*Problem requirements:* In the entries below, identify every line with the string "КОНТРОЛЬНЫЕ" and copy it.

*A block of data:*
□ □ □ □
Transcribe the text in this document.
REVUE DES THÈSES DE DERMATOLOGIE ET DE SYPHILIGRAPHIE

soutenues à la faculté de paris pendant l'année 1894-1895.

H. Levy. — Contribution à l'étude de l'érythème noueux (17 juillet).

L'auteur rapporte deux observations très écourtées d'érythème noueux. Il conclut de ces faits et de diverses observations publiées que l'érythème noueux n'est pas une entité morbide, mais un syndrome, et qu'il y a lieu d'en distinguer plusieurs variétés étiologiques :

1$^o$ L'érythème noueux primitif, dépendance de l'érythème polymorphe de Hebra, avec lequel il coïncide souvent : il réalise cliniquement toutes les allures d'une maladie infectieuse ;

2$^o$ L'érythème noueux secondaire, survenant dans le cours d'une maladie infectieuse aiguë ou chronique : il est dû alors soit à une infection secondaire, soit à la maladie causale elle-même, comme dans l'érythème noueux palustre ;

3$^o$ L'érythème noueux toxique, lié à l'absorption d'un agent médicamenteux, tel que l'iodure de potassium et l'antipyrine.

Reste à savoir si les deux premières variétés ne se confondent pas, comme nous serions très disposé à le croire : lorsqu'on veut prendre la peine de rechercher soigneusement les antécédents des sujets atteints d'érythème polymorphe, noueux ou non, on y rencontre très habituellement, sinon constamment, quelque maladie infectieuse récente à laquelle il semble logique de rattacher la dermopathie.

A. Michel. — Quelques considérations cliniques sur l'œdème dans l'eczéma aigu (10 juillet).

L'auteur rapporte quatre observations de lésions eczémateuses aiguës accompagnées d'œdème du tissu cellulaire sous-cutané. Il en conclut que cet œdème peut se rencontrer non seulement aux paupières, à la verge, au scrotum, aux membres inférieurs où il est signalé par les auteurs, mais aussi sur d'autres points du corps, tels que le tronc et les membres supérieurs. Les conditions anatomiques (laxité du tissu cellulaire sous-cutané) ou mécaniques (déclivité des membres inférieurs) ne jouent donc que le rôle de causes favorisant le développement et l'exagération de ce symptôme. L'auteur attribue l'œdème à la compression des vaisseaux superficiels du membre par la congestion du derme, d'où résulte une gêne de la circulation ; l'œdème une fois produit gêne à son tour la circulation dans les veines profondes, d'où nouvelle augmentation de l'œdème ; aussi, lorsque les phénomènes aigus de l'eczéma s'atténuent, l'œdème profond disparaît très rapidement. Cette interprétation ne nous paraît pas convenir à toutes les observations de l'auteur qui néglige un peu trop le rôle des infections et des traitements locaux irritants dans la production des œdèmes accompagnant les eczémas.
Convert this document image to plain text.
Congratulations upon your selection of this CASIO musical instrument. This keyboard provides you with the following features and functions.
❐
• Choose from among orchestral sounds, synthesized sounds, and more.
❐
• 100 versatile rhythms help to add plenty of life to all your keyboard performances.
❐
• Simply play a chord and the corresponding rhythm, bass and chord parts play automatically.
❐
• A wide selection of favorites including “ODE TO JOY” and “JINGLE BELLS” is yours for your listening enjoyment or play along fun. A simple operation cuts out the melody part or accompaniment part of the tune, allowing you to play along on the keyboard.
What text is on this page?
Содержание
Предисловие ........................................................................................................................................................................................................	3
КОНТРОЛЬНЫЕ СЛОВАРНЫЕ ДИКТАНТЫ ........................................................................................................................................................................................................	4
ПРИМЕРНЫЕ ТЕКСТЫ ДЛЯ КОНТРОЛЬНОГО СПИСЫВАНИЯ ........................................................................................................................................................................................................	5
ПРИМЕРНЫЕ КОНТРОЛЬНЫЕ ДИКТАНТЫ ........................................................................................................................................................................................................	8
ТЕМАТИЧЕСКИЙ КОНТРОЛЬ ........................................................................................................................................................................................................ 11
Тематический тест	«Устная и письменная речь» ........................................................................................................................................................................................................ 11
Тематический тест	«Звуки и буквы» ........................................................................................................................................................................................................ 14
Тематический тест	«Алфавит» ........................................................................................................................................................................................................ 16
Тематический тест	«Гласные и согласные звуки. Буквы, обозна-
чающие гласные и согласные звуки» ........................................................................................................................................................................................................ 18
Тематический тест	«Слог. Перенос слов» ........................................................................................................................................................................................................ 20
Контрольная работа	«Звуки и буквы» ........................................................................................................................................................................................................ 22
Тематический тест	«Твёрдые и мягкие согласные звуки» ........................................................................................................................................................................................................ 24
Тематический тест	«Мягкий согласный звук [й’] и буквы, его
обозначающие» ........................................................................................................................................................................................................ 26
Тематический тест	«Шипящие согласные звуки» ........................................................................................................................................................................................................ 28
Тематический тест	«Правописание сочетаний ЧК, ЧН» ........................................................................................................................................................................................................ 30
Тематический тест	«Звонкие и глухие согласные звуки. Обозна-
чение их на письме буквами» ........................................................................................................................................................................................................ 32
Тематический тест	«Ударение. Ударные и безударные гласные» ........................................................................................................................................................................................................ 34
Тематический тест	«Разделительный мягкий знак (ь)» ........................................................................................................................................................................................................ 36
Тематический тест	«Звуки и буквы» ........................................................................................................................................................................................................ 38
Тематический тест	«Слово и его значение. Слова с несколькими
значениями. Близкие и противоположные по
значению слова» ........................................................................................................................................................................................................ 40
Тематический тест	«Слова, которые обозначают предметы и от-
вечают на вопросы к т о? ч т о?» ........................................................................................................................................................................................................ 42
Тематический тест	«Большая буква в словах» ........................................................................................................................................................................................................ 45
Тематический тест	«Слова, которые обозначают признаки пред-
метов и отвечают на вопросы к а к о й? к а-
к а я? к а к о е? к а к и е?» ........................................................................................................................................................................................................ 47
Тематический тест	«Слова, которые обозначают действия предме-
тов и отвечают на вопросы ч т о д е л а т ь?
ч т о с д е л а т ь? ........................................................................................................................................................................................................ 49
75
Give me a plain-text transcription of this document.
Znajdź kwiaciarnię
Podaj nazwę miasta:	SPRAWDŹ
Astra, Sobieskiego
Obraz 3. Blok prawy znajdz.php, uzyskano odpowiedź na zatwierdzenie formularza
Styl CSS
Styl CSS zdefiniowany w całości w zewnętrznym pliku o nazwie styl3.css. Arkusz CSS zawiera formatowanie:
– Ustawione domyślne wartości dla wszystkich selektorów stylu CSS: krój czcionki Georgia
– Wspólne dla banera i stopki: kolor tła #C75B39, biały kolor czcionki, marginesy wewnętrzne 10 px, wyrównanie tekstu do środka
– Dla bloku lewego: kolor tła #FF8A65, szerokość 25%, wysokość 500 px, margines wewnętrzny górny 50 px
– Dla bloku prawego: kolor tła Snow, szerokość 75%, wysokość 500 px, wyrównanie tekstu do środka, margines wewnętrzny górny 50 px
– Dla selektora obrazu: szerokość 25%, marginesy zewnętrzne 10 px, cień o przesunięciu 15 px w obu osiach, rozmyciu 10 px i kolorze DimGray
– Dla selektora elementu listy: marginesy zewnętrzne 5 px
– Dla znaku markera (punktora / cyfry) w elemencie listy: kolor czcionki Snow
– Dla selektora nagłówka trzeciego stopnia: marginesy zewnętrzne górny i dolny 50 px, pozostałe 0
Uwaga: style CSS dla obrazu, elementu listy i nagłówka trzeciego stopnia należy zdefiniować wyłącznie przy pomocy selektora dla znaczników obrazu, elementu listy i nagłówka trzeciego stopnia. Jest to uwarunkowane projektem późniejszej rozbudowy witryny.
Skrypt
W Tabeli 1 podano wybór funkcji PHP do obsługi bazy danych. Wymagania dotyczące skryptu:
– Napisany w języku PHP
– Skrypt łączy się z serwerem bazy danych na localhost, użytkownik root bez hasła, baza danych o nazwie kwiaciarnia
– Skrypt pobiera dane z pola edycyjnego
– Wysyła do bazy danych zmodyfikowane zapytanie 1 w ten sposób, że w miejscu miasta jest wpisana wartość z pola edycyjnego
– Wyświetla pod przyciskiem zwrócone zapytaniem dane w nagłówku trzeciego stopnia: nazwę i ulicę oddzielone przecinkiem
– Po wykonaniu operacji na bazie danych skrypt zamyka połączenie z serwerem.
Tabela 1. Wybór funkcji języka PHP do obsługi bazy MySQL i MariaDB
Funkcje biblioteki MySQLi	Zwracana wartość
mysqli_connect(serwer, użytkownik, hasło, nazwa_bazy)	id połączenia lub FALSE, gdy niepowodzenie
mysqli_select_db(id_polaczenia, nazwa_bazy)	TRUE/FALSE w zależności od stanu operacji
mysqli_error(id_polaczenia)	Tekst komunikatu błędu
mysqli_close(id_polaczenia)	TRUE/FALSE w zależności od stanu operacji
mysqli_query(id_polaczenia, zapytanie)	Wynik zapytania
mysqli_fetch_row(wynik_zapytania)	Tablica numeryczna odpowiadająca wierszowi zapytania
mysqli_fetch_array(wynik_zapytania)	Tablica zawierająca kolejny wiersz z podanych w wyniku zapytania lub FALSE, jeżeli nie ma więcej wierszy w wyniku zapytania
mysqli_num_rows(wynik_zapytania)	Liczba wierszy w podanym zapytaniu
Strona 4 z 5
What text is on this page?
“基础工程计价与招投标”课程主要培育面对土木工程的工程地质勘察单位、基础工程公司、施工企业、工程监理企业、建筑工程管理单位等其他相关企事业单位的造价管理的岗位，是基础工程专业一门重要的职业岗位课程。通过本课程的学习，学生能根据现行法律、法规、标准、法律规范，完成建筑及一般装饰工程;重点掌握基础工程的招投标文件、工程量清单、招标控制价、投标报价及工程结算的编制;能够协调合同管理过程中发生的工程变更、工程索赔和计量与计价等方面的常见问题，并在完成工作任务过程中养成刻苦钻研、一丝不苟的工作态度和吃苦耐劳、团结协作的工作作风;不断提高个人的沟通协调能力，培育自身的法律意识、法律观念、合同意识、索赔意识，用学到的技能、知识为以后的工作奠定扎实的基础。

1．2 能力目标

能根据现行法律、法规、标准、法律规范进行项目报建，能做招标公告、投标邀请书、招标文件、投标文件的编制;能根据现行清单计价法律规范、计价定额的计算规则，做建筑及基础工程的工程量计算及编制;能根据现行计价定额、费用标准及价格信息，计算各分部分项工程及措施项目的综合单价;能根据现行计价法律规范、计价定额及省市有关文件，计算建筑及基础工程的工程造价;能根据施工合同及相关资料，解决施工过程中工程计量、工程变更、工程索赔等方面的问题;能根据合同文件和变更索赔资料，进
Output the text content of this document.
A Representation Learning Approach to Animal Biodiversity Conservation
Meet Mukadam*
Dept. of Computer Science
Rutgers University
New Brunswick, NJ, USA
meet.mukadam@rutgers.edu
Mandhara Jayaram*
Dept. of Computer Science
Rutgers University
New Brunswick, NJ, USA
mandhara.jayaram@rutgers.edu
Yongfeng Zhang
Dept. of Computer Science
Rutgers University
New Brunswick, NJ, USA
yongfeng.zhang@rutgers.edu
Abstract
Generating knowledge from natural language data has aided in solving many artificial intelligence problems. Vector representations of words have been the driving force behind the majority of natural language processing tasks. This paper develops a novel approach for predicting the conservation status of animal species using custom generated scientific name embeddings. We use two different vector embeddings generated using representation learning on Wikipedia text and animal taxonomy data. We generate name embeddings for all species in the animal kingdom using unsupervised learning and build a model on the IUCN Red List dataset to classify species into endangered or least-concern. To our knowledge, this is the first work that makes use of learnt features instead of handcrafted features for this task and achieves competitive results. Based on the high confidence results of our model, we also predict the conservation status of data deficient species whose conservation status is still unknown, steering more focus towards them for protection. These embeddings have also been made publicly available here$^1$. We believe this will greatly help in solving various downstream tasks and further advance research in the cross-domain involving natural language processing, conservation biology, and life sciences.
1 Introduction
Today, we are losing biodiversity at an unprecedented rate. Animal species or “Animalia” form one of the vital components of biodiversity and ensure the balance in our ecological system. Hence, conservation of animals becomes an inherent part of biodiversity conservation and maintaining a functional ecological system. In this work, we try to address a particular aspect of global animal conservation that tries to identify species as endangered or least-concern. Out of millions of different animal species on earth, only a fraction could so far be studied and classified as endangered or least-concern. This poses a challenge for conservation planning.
□ □ □ □
*Task result:*
КОНТРОЛЬНЫЕ СЛОВАРНЫЕ ДИКТАНТЫ ........................................................................................................................................................................................................	4
ПРИМЕРНЫЕ КОНТРОЛЬНЫЕ ДИКТАНТЫ ........................................................................................................................................................................................................	8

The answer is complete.